Take every line that has the string "problem" and copy it out.

==== Data

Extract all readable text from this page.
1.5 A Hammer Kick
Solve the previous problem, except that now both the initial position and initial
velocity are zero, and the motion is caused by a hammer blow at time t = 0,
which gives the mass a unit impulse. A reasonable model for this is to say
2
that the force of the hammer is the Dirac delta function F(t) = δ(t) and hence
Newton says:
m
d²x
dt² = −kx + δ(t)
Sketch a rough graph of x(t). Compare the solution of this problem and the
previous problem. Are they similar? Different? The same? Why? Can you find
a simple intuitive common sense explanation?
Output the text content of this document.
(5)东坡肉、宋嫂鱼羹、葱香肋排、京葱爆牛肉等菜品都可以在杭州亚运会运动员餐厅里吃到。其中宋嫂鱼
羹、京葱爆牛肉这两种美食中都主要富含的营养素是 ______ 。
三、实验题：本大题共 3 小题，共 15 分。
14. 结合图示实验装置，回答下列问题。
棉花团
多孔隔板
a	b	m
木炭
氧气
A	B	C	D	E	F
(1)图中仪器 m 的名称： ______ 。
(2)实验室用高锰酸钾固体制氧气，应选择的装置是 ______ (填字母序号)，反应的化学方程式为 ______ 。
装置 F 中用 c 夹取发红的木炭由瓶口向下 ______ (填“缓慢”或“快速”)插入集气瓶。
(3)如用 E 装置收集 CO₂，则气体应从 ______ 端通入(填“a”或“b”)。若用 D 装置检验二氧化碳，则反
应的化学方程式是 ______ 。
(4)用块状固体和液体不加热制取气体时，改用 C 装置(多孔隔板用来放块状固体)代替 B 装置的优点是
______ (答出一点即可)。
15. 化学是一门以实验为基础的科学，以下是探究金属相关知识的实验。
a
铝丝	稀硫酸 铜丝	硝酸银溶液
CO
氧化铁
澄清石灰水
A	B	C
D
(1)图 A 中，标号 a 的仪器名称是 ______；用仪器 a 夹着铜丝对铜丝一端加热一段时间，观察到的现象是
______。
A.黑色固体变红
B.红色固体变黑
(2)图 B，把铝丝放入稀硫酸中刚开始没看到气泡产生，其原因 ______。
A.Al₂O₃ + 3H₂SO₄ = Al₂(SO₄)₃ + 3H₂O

========

* [Task output]:
Solve the previous problem, except that now both the initial position and initial
Sketch a rough graph of x(t). Compare the solution of this problem and the
previous problem. Are they similar? Different? The same? Why? Can you find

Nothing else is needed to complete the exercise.